GIVEN INSTRUCTION A. In the mailing-list thread about splitting a big file with Hadoop Streaming, how large is the output index file said to be?
GIVEN INSTRUCTION B. Reproduce, word for word, the stretch of the Hadoop Streaming thread from "Posted by Norbert" through "custom awk script.".
GIVEN INSTRUCTION C. Pick up the mailing-list thread about splitting a big file with Hadoop Streaming after its last line and carry it further.

You are viewing a plain text version of this content. The canonical link for it is here.

Posted to common-user@hadoop.apache.org by Akira Kitada <ak...@gmail.com> on 2009/03/20 05:49:52 UTC

Splitting a big file into pieces with Hadoop Streaming?

Hi,

Can I split a input file into pieces based on the key? (Probably the
hash value of the key)
Considering Hadoop streaming is a kind of shell pipelines,
it seems to be impossible to do this, but I wanted to double-check
this to be sure.

Background: The output(an index file) is so large (more than 10G) that
it slows down my applications using that file without splitting it into pieces.

Thanks in advance.

Re: Splitting a big file into pieces with Hadoop Streaming?

Posted by Norbert Burger <no...@gmail.com>.

If you're trying to split the results of your MR job, seems like one
natural option is to simply add another MR job which post-processes
your data.  The mapper for this second job would just emit as many
unique keys as you want splits, and the value would be your original
data.  Reducer logic would just strip away the keys.

If this is too much work and your files are simple text files, you
could always fall back to head/tail (splits on record boundaries), or
split (splits on column boundaries), or a custom awk script.

Norbert

On Fri, Mar 20, 2009 at 10:10 AM, Nick Cen <ce...@gmail.com> wrote:
> i have a similar problem earlyer, and i just use the split and awk to split
> the file.
>
> 2009/3/20 Akira Kitada <ak...@gmail.com>
>
>> Hi,
>>
>> Can I split a input file into pieces based on the key? (Probably the
>> hash value of the key)

ENTRIES.
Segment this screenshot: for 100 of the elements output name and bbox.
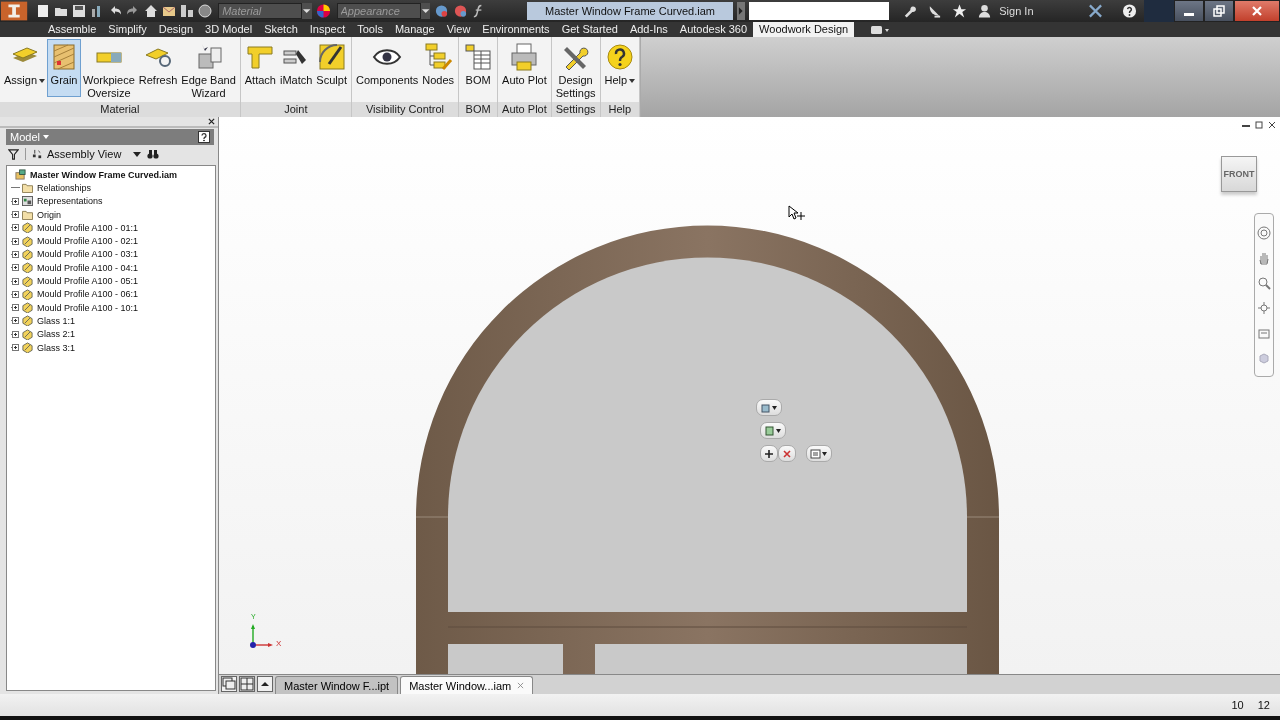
ribbon-tab[interactable]: View [440, 22, 477, 37]
expand-icon[interactable] [11, 236, 20, 246]
steering-wheel-icon[interactable] [1257, 225, 1271, 240]
ribbon-button[interactable]: Assign [2, 39, 48, 97]
view-cube[interactable]: FRONT [1221, 156, 1257, 192]
options-dropdown-button[interactable] [806, 445, 832, 462]
tree-item[interactable]: Mould Profile A100 - 04:1 [37, 262, 139, 273]
ribbon-tab[interactable]: Autodesk 360 [673, 22, 754, 37]
ribbon-button[interactable]: Components [353, 39, 421, 97]
tree-item[interactable]: Mould Profile A100 - 02:1 [37, 236, 139, 247]
panel-title[interactable]: Model [10, 131, 40, 143]
orbit-icon[interactable] [1257, 300, 1271, 315]
ribbon-tab[interactable]: Environments [476, 22, 556, 37]
tree-item[interactable]: Representations [37, 196, 103, 207]
sign-in-link[interactable]: Sign In [999, 5, 1078, 17]
expand-icon[interactable] [11, 303, 20, 313]
expand-icon[interactable] [11, 249, 20, 259]
ribbon-button[interactable]: iMatch [277, 39, 315, 97]
expand-icon[interactable] [11, 289, 20, 299]
ribbon-button[interactable]: Design Settings [553, 39, 598, 97]
ribbon-tab[interactable]: Assemble [42, 22, 103, 37]
tree-item[interactable]: Mould Profile A100 - 01:1 [37, 222, 139, 233]
view-selector[interactable]: Assembly View [47, 148, 122, 160]
ribbon-tab[interactable]: Simplify [102, 22, 153, 37]
tree-item[interactable]: Mould Profile A100 - 05:1 [37, 276, 139, 286]
tree-item[interactable]: Master Window Frame Curved.iam [30, 169, 177, 180]
caret-icon[interactable] [133, 151, 142, 157]
star-icon[interactable] [952, 3, 968, 19]
close-icon[interactable] [208, 118, 215, 125]
ribbon-button[interactable]: Workpiece Oversize [81, 39, 137, 97]
close-icon[interactable] [1268, 121, 1276, 129]
ribbon-tab[interactable]: Get Started [555, 22, 624, 37]
cascade-icon[interactable] [221, 676, 237, 692]
tree-item[interactable]: Glass 2:1 [37, 329, 76, 340]
tree-item[interactable]: Glass 1:1 [37, 315, 76, 326]
ribbon-tab[interactable]: Tools [351, 22, 389, 37]
camera-icon[interactable] [870, 24, 891, 35]
save-icon[interactable] [72, 4, 87, 18]
appearance-field[interactable]: Appearance [336, 3, 421, 19]
restore-icon[interactable] [1255, 121, 1263, 129]
ribbon-button[interactable]: Nodes [420, 39, 457, 97]
material-sphere-icon[interactable] [433, 3, 449, 19]
view-dropdown-button[interactable] [756, 399, 782, 416]
document-tab[interactable]: Master Window...iam [400, 676, 534, 694]
help-icon[interactable] [1122, 3, 1137, 19]
ribbon-button[interactable]: Grain [47, 39, 82, 97]
expand-icon[interactable] [11, 210, 20, 220]
ribbon-button[interactable]: BOM [461, 39, 496, 97]
minimize-button[interactable] [1174, 0, 1204, 22]
mail-icon[interactable] [162, 4, 177, 18]
caret-icon[interactable] [302, 3, 312, 19]
ribbon-button[interactable]: Edge Band Wizard [179, 39, 238, 97]
tree-item[interactable]: Origin [37, 209, 61, 220]
ribbon-button[interactable]: Help [602, 39, 638, 97]
appearance-sphere-icon[interactable] [452, 3, 468, 19]
new-icon[interactable] [36, 4, 51, 18]
filter-icon[interactable] [8, 148, 19, 160]
tree-item[interactable]: Mould Profile A100 - 10:1 [37, 302, 139, 313]
ribbon-button[interactable]: Refresh [136, 39, 180, 97]
color-sphere-icon[interactable] [315, 3, 331, 19]
restore-button[interactable] [1204, 0, 1234, 22]
search-field[interactable] [748, 2, 890, 20]
pan-icon[interactable] [1257, 250, 1271, 265]
layout-icon[interactable] [180, 4, 195, 18]
ribbon-tab[interactable]: Inspect [303, 22, 352, 37]
expand-icon[interactable] [11, 316, 20, 326]
ribbon-tab[interactable]: 3D Model [199, 22, 259, 37]
expand-icon[interactable] [11, 263, 20, 273]
material-field[interactable]: Material [218, 3, 303, 19]
close-button[interactable] [1234, 0, 1280, 22]
tree-item[interactable]: Glass 3:1 [37, 342, 76, 353]
tree-item[interactable]: Mould Profile A100 - 03:1 [37, 249, 139, 260]
tree-item[interactable]: Mould Profile A100 - 06:1 [37, 289, 139, 300]
user-icon[interactable] [977, 3, 993, 19]
ribbon-button[interactable]: Auto Plot [500, 39, 549, 97]
help-icon[interactable] [198, 131, 210, 143]
wrench-icon[interactable] [902, 3, 918, 19]
zoom-icon[interactable] [1257, 275, 1271, 290]
binoculars-icon[interactable] [147, 149, 160, 159]
expand-icon[interactable] [11, 343, 20, 352]
ribbon-tab[interactable]: Add-Ins [623, 22, 674, 37]
expand-icon[interactable] [11, 276, 20, 286]
document-tab[interactable]: Master Window F...ipt [275, 676, 399, 694]
expand-icon[interactable] [11, 223, 20, 233]
ribbon-tab[interactable]: Design [152, 22, 200, 37]
ribbon-button[interactable]: Sculpt [314, 39, 349, 97]
part-dropdown-button[interactable] [760, 422, 786, 439]
home-icon[interactable] [144, 4, 159, 18]
ribbon-tab[interactable]: Sketch [258, 22, 304, 37]
ribbon-tab[interactable]: Manage [388, 22, 441, 37]
expand-icon[interactable] [11, 196, 20, 206]
expand-icon[interactable] [11, 329, 20, 339]
ribbon-tab[interactable]: Woodwork Design [753, 22, 855, 37]
tile-icon[interactable] [239, 676, 255, 692]
globe-icon[interactable] [198, 4, 213, 18]
ribbon-button[interactable]: Attach [242, 39, 278, 97]
app-logo-icon[interactable] [0, 0, 29, 22]
exchange-icon[interactable] [1088, 3, 1103, 19]
tree-item[interactable]: Relationships [37, 182, 92, 193]
caret-icon[interactable] [420, 3, 430, 19]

RESPONSE A. More than 10G.

RESPONSE B.
Posted by Norbert Burger <no...@gmail.com>.

If you're trying to split the results of your MR job, seems like one
natural option is to simply add another MR job which post-processes
your data.  The mapper for this second job would just emit as many
unique keys as you want splits, and the value would be your original
data.  Reducer logic would just strip away the keys.

If this is too much work and your files are simple text files, you
could always fall back to head/tail (splits on record boundaries), or
split (splits on column boundaries), or a custom awk script.

RESPONSE C.
>> Considering Hadoop streaming is a kind of shell pipelines,
>> it seems to be impossible to do this, but I wanted to double-check
>> this to be sure.
>>
>> Background: The output(an index file) is so large (more than 10G) that
>> it slows down my applications using that file without splitting it into
>> pieces.
>>
>> Thanks in advance.
>>
>
>
>
> --
> http://daily.appspot.com/food/
>

Re: Splitting a big file into pieces with Hadoop Streaming?

Posted by Nick Cen <ce...@gmail.com>.

i have a similar problem earlyer, and i just use the split and awk to split
the file.

2009/3/20 Akira Kitada <ak...@gmail.com>

> Hi,
>
> Can I split a input file into pieces based on the key? (Probably the
> hash value of the key)
> Considering Hadoop streaming is a kind of shell pipelines,
> it seems to be impossible to do this, but I wanted to double-check
> this to be sure.
>
> Background: The output(an index file) is so large (more than 10G) that
> it slows down my applications using that file without splitting it into
> pieces.
>
> Thanks in advance.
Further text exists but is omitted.